*GIVEN PROBLEM*
Can you write out, character for character, the lines of data from the line with "nutrient-name: Zinc [28,932,125,986]" to the line with "amount-cell: 0.46 mg [381,290,569,344]", including both of those lines?

········

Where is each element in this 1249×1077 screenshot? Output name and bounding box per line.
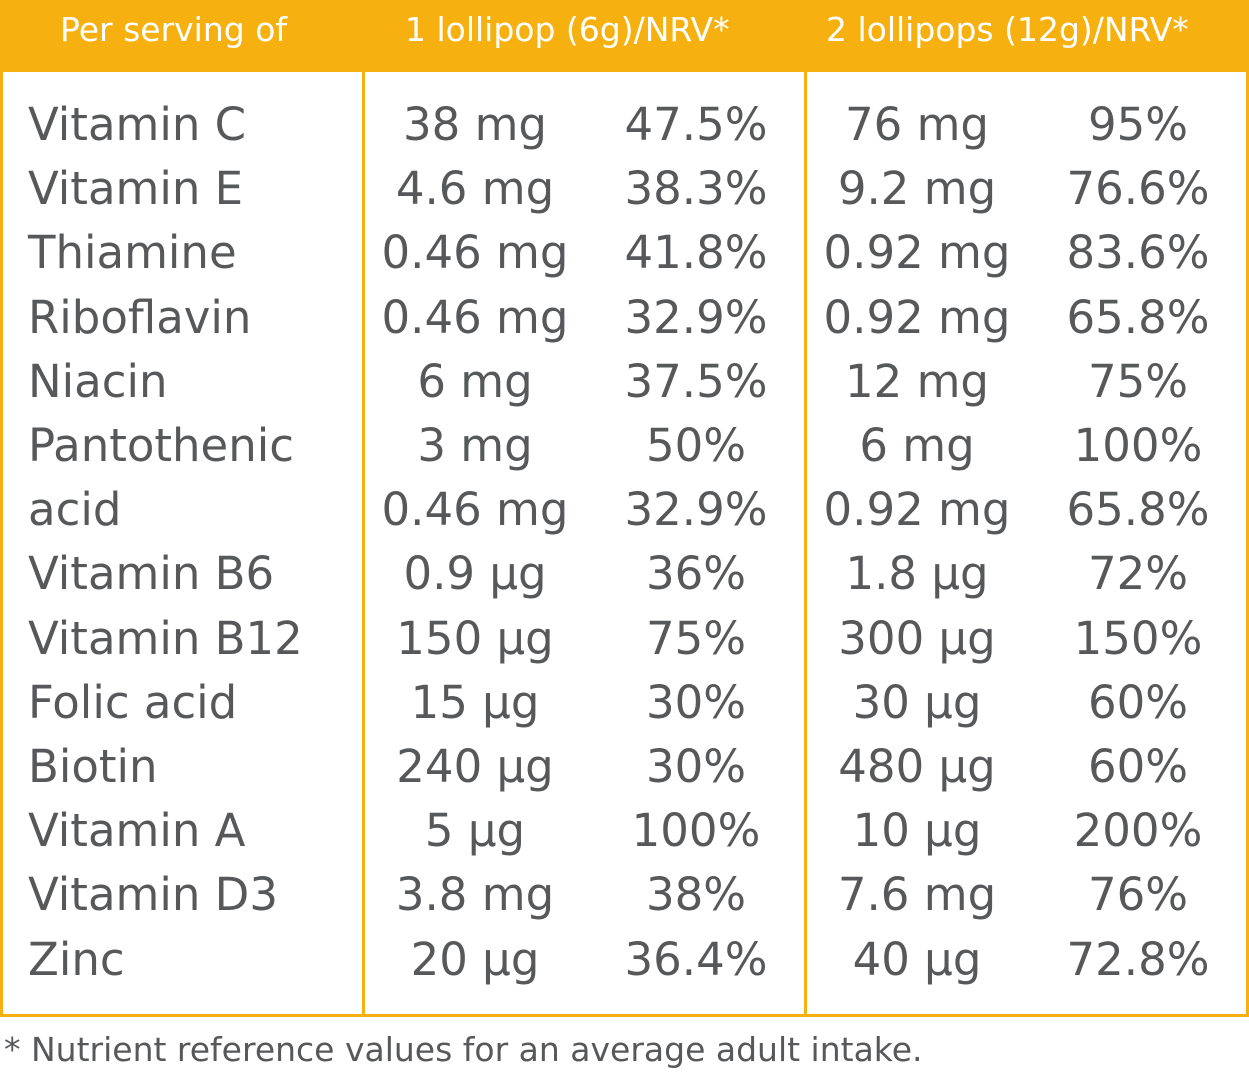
nutrient-name: Zinc [28,932,125,986]
amount-cell: 12 mg [845,354,989,408]
amount-cell: 5 µg [424,804,526,858]
amount-cell: 7.6 mg [837,868,997,922]
amount-cell: 10 µg [852,804,982,858]
table-row: Zinc 20 µg 36.4% 40 µg 72.8% [0,931,1249,995]
amount-cell: 0.46 mg [381,290,569,344]
amount-cell: 30 µg [852,675,982,729]
nrv-cell: 50% [645,419,747,472]
nutrient-name: Vitamin D3 [28,868,278,922]
nrv-cell: 36.4% [624,932,768,986]
amount-cell: 3 mg [417,419,533,472]
nrv-cell: 200% [1073,804,1203,858]
header-two-lollipops: 2 lollipops (12g)/NRV* [826,10,1189,49]
nrv-cell: 38.3% [624,162,768,216]
nrv-cell: 37.5% [624,354,768,408]
nrv-cell: 60% [1087,675,1189,729]
amount-cell: 40 µg [852,932,982,986]
nrv-cell: 65.8% [1066,483,1210,537]
header-one-lollipop: 1 lollipop (6g)/NRV* [405,10,730,49]
amount-cell: 0.46 mg [381,226,569,280]
nrv-cell: 60% [1087,740,1189,793]
nrv-cell: 76.6% [1066,162,1210,216]
nutrient-name: Thiamine [28,226,237,280]
nutrient-name: Riboflavin [28,290,252,344]
nrv-cell: 36% [645,547,747,601]
table-row: Vitamin A 5 µg 100% 10 µg 200% [0,802,1249,866]
nrv-cell: 65.8% [1066,290,1210,344]
nrv-cell: 76% [1087,868,1189,922]
amount-cell: 3.8 mg [395,868,555,922]
nrv-cell: 75% [1087,354,1189,408]
nrv-cell: 100% [1073,419,1203,472]
table-row: Pantothenic 3 mg 50% 6 mg 100% [0,417,1249,481]
nrv-cell: 30% [645,675,747,729]
column-divider [362,72,365,1017]
nrv-cell: 100% [631,804,761,858]
nrv-cell: 41.8% [624,226,768,280]
column-divider [804,72,807,1017]
nutrient-name: Folic acid [28,675,238,729]
table-row: Thiamine 0.46 mg 41.8% 0.92 mg 83.6% [0,224,1249,288]
table-row: Vitamin B12 150 µg 75% 300 µg 150% [0,610,1249,674]
amount-cell: 38 mg [403,98,547,151]
nrv-cell: 30% [645,740,747,793]
nrv-cell: 75% [645,611,747,665]
table-row: Vitamin B6 0.9 µg 36% 1.8 µg 72% [0,545,1249,609]
nrv-cell: 32.9% [624,483,768,537]
amount-cell: 0.92 mg [823,290,1011,344]
amount-cell: 480 µg [838,740,996,793]
nutrient-name: Vitamin B12 [28,611,303,665]
amount-cell: 76 mg [845,98,989,151]
amount-cell: 150 µg [396,611,554,665]
amount-cell: 15 µg [410,675,540,729]
amount-cell: 0.92 mg [823,483,1011,537]
table-row: Vitamin E 4.6 mg 38.3% 9.2 mg 76.6% [0,160,1249,224]
amount-cell: 0.9 µg [403,547,547,601]
nutrient-name: Vitamin C [28,98,247,151]
table-row: Vitamin C 38 mg 47.5% 76 mg 95% [0,96,1249,160]
amount-cell: 0.92 mg [823,226,1011,280]
table-row: acid 0.46 mg 32.9% 0.92 mg 65.8% [0,481,1249,545]
nrv-cell: 150% [1073,611,1203,665]
amount-cell: 0.46 mg [381,483,569,537]
table-row: Vitamin D3 3.8 mg 38% 7.6 mg 76% [0,866,1249,930]
table-row: Riboflavin 0.46 mg 32.9% 0.92 mg 65.8% [0,289,1249,353]
amount-cell: 9.2 mg [837,162,997,216]
amount-cell: 240 µg [396,740,554,793]
table-row: Folic acid 15 µg 30% 30 µg 60% [0,674,1249,738]
amount-cell: 4.6 mg [395,162,555,216]
nutrient-name: Vitamin A [28,804,246,858]
table-row: Biotin 240 µg 30% 480 µg 60% [0,738,1249,802]
nrv-cell: 72% [1087,547,1189,601]
amount-cell: 1.8 µg [845,547,989,601]
amount-cell: 6 mg [417,354,533,408]
nrv-cell: 38% [645,868,747,922]
header-per-serving: Per serving of [60,10,288,49]
nrv-cell: 47.5% [624,98,768,151]
amount-cell: 300 µg [838,611,996,665]
footnote: * Nutrient reference values for an avera… [4,1030,923,1069]
nutrient-name: Biotin [28,740,158,793]
nrv-cell: 32.9% [624,290,768,344]
nutrient-name: acid [28,483,122,537]
nutrient-name: Vitamin B6 [28,547,275,601]
table-row: Niacin 6 mg 37.5% 12 mg 75% [0,353,1249,417]
amount-cell: 20 µg [410,932,540,986]
nrv-cell: 72.8% [1066,932,1210,986]
nutrient-name: Pantothenic [28,419,295,472]
nutrient-name: Niacin [28,354,168,408]
amount-cell: 6 mg [859,419,975,472]
nrv-cell: 95% [1087,98,1189,151]
nutrient-name: Vitamin E [28,162,244,216]
table-header: Per serving of 1 lollipop (6g)/NRV* 2 lo… [0,0,1249,72]
nrv-cell: 83.6% [1066,226,1210,280]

········

*FULL OUTPUT*
nutrient-name: Zinc [28,932,125,986]
amount-cell: 12 mg [845,354,989,408]
amount-cell: 5 µg [424,804,526,858]
amount-cell: 7.6 mg [837,868,997,922]
amount-cell: 10 µg [852,804,982,858]
table-row: Zinc 20 µg 36.4% 40 µg 72.8% [0,931,1249,995]
amount-cell: 0.46 mg [381,290,569,344]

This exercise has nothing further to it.